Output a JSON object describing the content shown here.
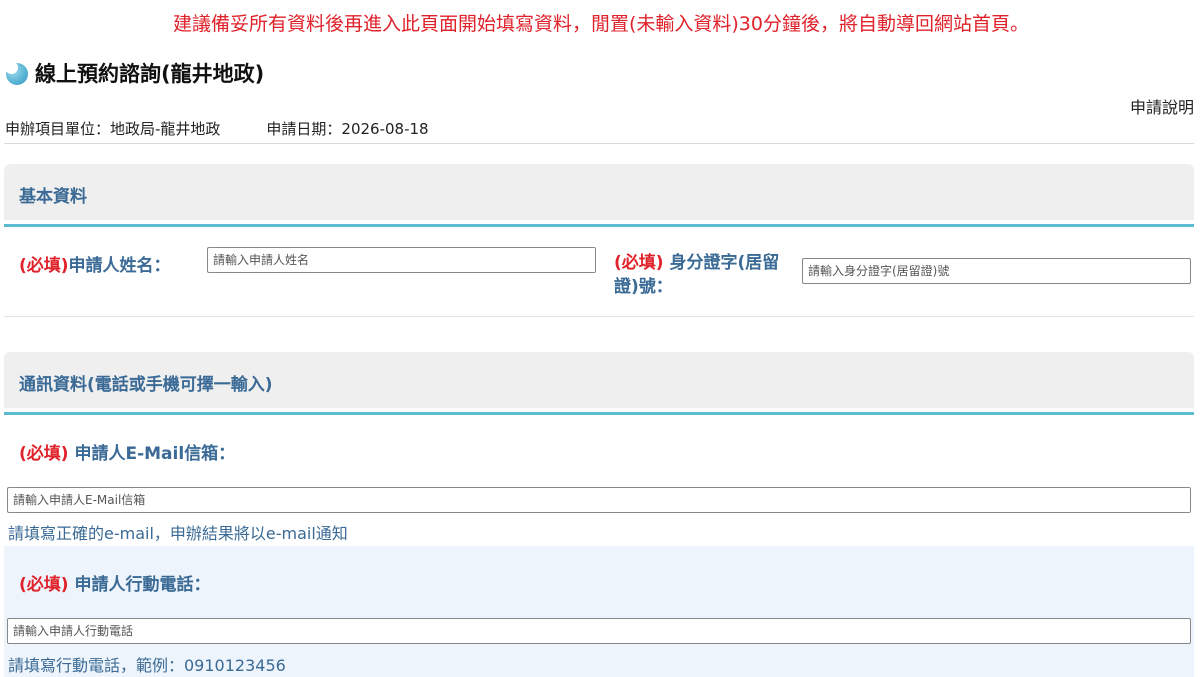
{
  "notice": "建議備妥所有資料後再進入此頁面開始填寫資料，閒置(未輸入資料)30分鐘後，將自動導回網站首頁。",
  "page_title": "線上預約諮詢(龍井地政)",
  "help_link": "申請說明",
  "meta": {
    "unit": "申辦項目單位：地政局-龍井地政",
    "date": "申請日期：2026-08-18"
  },
  "sections": {
    "basic": {
      "title": "基本資料",
      "name_field": {
        "required": "(必填)",
        "label": "申請人姓名：",
        "placeholder": "請輸入申請人姓名"
      },
      "id_field": {
        "required": "(必填)",
        "label_line1": " 身分證字(居留",
        "label_line2": "證)號：",
        "placeholder": "請輸入身分證字(居留證)號"
      }
    },
    "contact": {
      "title": "通訊資料(電話或手機可擇一輸入)",
      "email_field": {
        "required": "(必填)",
        "label_prefix": " 申請人",
        "label_bold": "E-Mail",
        "label_suffix": "信箱：",
        "placeholder": "請輸入申請人E-Mail信箱",
        "hint": "請填寫正確的e-mail，申辦結果將以e-mail通知"
      },
      "mobile_field": {
        "required": "(必填)",
        "label": " 申請人行動電話：",
        "placeholder": "請輸入申請人行動電話",
        "hint": "請填寫行動電話，範例：0910123456"
      }
    }
  }
}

+ + +

▸ **WHAT NEEDS TO BE DONE**: Repeat the records in full, exactly as they appear, without the pictures.

▸ **ANSWER TO THIS PROBLEM**:
Output a JSON object describing the content shown here.
{
  "notice": "建議備妥所有資料後再進入此頁面開始填寫資料，閒置(未輸入資料)30分鐘後，將自動導回網站首頁。",
  "page_title": "線上預約諮詢(龍井地政)",
  "help_link": "申請說明",
  "meta": {
    "unit": "申辦項目單位：地政局-龍井地政",
    "date": "申請日期：2026-08-18"
  },
  "sections": {
    "basic": {
      "title": "基本資料",
      "name_field": {
        "required": "(必填)",
        "label": "申請人姓名：",
        "placeholder": "請輸入申請人姓名"
      },
      "id_field": {
        "required": "(必填)",
        "label_line1": " 身分證字(居留",
        "label_line2": "證)號：",
        "placeholder": "請輸入身分證字(居留證)號"
      }
    },
    "contact": {
      "title": "通訊資料(電話或手機可擇一輸入)",
      "email_field": {
        "required": "(必填)",
        "label_prefix": " 申請人",
        "label_bold": "E-Mail",
        "label_suffix": "信箱：",
        "placeholder": "請輸入申請人E-Mail信箱",
        "hint": "請填寫正確的e-mail，申辦結果將以e-mail通知"
      },
      "mobile_field": {
        "required": "(必填)",
        "label": " 申請人行動電話：",
        "placeholder": "請輸入申請人行動電話",
        "hint": "請填寫行動電話，範例：0910123456"
      }
    }
  }
}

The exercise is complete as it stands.